Supplied text:
-=-=-

The Jäger Movement ( ) consisted of volunteers from Finland who trained in Germany as Jägers (elite light infantry) during World War I. Supported by Germany to enable the creation of a Finnish sovereign state, the movement was one of many means by which Germany intended to weaken Russia and to cause Russia's loss of its western provinces and dependencies.

History

The recruitment of the Jäger volunteers from the Grand Duchy of Finland was clandestine and dominated by Germany-influenced circles, such as university students and the Finnish upper middle class. The recruitment was however in no way exclusive. In all, over 1,100 volunteers are estimated to have "slipped off" to train in Germany.

The recruits were transported across Finland's western border via Sweden to Germany, where they were formed into the Royal Prussian 27th Jäger Battalion. The Jäger Battalion fought in the ranks of the German Army from 1916 in the battles on the northern flank of the eastern front.

After the outbreak of the Civil War in Finland  the Jägers were engaged on the "White" (non-communist) side in the war and formed the nucleus of the new Finnish Army. In Finland, these 2,000 volunteers were simply called The Jägers (Finnish pl. Jääkärit).

-=-=-

Data:
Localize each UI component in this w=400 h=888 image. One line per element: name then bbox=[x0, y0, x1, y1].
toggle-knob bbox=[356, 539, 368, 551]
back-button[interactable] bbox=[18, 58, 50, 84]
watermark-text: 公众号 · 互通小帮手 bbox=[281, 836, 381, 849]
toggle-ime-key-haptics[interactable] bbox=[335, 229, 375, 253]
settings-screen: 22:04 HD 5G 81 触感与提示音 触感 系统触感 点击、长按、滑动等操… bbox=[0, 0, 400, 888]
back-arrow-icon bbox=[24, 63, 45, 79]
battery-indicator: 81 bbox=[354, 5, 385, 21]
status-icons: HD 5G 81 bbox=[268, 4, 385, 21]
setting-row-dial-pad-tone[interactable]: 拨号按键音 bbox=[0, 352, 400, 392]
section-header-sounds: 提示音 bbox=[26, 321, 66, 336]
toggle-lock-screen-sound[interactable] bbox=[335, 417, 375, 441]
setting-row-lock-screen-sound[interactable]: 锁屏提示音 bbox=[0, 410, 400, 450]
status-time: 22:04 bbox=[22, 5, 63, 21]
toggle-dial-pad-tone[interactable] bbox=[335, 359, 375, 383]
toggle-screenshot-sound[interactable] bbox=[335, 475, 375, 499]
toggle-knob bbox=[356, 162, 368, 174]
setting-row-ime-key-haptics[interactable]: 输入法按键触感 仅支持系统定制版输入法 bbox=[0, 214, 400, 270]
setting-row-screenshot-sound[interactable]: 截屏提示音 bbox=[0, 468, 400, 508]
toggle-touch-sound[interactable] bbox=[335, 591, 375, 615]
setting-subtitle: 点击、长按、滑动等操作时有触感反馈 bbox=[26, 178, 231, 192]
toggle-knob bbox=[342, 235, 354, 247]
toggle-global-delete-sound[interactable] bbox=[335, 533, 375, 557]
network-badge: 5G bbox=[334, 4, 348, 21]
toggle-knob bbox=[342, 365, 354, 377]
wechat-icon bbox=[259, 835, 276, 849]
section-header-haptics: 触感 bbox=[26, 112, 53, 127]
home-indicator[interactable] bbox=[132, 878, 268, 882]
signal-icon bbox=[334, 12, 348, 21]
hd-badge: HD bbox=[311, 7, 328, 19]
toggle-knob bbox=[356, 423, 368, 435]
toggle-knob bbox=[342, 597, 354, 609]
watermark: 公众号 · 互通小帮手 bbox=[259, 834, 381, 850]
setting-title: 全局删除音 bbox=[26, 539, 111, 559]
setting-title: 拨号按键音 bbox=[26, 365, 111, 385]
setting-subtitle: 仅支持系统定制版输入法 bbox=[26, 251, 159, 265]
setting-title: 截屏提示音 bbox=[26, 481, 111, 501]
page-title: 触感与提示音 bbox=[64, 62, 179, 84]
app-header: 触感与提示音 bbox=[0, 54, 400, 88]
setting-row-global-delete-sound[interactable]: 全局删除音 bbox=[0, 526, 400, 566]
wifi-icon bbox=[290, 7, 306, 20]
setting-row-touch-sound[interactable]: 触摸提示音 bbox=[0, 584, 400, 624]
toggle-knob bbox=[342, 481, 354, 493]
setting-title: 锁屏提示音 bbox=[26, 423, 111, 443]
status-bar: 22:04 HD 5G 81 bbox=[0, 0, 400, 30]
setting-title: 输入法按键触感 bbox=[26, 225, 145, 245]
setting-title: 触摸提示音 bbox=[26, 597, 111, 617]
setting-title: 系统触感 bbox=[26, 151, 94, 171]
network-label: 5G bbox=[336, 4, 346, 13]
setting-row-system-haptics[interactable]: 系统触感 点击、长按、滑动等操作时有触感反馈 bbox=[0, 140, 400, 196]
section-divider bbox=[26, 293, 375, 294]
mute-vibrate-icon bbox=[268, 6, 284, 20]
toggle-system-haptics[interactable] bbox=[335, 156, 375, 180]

-=-=-

To do:
A. Repeat the passage of the Jäger Movement text from "The recruitment of" up to and including "train in Germany.".
B. According to the Jäger Movement text, what unit were the recruits formed into once they reached Germany?

List of solutions:
A.
The recruitment of the Jäger volunteers from the Grand Duchy of Finland was clandestine and dominated by Germany-influenced circles, such as university students and the Finnish upper middle class. The recruitment was however in no way exclusive. In all, over 1,100 volunteers are estimated to have "slipped off" to train in Germany.

B. The Royal Prussian 27th Jäger Battalion.